PROBLEM REQUIREMENTS: Copy each of the entries below line for line, without changing a single character.

DATA SUPPLIED:
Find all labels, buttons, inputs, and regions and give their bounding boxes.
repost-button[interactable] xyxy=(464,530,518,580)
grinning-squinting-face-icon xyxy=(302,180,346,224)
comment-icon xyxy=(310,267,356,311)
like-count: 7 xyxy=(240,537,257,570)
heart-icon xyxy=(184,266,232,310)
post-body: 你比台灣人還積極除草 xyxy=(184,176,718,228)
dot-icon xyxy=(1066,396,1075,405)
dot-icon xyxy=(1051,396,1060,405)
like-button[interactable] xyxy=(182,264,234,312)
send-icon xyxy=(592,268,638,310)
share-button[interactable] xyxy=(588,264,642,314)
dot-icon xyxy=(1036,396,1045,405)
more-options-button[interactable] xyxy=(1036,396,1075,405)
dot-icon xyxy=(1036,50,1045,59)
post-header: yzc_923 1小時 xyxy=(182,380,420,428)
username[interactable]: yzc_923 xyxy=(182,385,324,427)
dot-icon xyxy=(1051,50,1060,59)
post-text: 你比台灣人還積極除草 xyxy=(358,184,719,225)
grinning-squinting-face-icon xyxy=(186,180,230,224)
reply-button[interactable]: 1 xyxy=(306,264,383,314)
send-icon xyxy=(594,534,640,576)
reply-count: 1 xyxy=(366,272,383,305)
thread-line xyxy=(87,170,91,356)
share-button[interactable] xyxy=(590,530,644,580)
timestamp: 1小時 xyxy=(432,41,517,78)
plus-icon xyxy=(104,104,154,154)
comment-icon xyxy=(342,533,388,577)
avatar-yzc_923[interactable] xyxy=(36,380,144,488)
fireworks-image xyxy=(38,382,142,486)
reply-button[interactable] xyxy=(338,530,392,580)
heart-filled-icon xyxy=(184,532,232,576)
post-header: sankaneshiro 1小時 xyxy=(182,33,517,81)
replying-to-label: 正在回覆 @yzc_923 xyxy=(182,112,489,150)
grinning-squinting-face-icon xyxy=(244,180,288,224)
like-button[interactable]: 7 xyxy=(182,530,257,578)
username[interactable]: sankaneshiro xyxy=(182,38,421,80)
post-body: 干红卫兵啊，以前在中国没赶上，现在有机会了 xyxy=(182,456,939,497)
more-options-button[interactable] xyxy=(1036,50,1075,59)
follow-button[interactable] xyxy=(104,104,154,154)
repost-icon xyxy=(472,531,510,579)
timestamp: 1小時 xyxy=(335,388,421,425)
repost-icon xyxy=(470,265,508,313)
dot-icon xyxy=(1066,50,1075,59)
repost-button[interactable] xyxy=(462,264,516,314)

THE RESULT:
Find all labels, buttons, inputs, and regions and give their bounding boxes.
repost-button[interactable] xyxy=(464,530,518,580)
grinning-squinting-face-icon xyxy=(302,180,346,224)
comment-icon xyxy=(310,267,356,311)
like-count: 7 xyxy=(240,537,257,570)
heart-icon xyxy=(184,266,232,310)
post-body: 你比台灣人還積極除草 xyxy=(184,176,718,228)
dot-icon xyxy=(1066,396,1075,405)
dot-icon xyxy=(1051,396,1060,405)
like-button[interactable] xyxy=(182,264,234,312)
send-icon xyxy=(592,268,638,310)
share-button[interactable] xyxy=(588,264,642,314)
dot-icon xyxy=(1036,396,1045,405)
more-options-button[interactable] xyxy=(1036,396,1075,405)
dot-icon xyxy=(1036,50,1045,59)
post-header: yzc_923 1小時 xyxy=(182,380,420,428)
username[interactable]: yzc_923 xyxy=(182,385,324,427)
dot-icon xyxy=(1051,50,1060,59)
post-text: 你比台灣人還積極除草 xyxy=(358,184,719,225)
grinning-squinting-face-icon xyxy=(186,180,230,224)
reply-button[interactable]: 1 xyxy=(306,264,383,314)
send-icon xyxy=(594,534,640,576)
reply-count: 1 xyxy=(366,272,383,305)
thread-line xyxy=(87,170,91,356)
share-button[interactable] xyxy=(590,530,644,580)
timestamp: 1小時 xyxy=(432,41,517,78)
plus-icon xyxy=(104,104,154,154)
comment-icon xyxy=(342,533,388,577)
avatar-yzc_923[interactable] xyxy=(36,380,144,488)
fireworks-image xyxy=(38,382,142,486)
reply-button[interactable] xyxy=(338,530,392,580)
heart-filled-icon xyxy=(184,532,232,576)
post-header: sankaneshiro 1小時 xyxy=(182,33,517,81)
replying-to-label: 正在回覆 @yzc_923 xyxy=(182,112,489,150)
grinning-squinting-face-icon xyxy=(244,180,288,224)
like-button[interactable]: 7 xyxy=(182,530,257,578)
username[interactable]: sankaneshiro xyxy=(182,38,421,80)
post-body: 干红卫兵啊，以前在中国没赶上，现在有机会了 xyxy=(182,456,939,497)
more-options-button[interactable] xyxy=(1036,50,1075,59)
follow-button[interactable] xyxy=(104,104,154,154)
repost-icon xyxy=(472,531,510,579)
timestamp: 1小時 xyxy=(335,388,421,425)
repost-icon xyxy=(470,265,508,313)
dot-icon xyxy=(1066,50,1075,59)
repost-button[interactable] xyxy=(462,264,516,314)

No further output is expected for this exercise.